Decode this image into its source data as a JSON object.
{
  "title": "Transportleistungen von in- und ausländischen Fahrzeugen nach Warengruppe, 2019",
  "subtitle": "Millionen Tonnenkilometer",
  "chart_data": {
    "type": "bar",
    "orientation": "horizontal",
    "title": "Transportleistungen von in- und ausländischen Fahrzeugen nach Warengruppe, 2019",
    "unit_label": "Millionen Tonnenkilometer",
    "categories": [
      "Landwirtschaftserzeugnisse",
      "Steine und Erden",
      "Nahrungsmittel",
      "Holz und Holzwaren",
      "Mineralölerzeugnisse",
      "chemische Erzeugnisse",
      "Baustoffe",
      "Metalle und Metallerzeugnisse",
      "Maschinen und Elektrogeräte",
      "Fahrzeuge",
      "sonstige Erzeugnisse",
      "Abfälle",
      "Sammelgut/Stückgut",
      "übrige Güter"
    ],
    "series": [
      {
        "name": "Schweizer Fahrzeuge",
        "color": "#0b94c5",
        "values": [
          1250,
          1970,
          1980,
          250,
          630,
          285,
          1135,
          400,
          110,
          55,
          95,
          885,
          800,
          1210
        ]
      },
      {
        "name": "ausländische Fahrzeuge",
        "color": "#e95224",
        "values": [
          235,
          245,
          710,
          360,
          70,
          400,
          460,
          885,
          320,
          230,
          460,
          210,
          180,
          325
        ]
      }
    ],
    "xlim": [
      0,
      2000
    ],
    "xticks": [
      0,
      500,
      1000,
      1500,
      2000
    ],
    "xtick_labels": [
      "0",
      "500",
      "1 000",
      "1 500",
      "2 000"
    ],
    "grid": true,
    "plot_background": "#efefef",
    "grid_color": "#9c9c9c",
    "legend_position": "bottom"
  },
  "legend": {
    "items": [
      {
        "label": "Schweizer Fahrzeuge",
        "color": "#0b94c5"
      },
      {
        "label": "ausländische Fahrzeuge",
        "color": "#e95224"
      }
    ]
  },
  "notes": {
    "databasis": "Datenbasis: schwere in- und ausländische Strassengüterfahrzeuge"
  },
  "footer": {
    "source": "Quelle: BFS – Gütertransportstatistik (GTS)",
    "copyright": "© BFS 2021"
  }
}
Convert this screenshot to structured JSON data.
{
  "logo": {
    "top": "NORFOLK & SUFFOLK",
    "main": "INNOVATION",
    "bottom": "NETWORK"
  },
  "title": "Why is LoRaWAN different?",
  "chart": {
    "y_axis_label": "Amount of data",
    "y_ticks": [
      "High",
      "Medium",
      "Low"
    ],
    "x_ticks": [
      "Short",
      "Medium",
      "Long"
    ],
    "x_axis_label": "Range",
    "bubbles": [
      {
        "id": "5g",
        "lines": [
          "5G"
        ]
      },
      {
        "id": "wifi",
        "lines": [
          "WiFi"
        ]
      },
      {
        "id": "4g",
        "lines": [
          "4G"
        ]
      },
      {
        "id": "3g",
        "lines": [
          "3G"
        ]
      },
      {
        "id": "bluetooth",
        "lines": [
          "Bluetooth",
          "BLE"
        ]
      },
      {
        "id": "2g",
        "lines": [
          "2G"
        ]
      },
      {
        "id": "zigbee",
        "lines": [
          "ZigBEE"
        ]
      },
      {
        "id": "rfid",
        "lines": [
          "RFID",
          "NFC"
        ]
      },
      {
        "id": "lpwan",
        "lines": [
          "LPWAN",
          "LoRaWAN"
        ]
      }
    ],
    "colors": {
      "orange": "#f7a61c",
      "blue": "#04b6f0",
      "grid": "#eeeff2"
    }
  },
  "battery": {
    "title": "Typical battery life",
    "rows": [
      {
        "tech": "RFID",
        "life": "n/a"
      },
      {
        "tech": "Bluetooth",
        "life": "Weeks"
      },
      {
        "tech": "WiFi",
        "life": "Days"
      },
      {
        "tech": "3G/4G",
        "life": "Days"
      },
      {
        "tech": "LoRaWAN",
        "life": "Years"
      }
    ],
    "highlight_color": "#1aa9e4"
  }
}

PROBLEM REQUIREMENTS:
Every line that holds the word "battery" counts once; state the total number of such lines and nothing else.

REPLY TO THE TASK:
2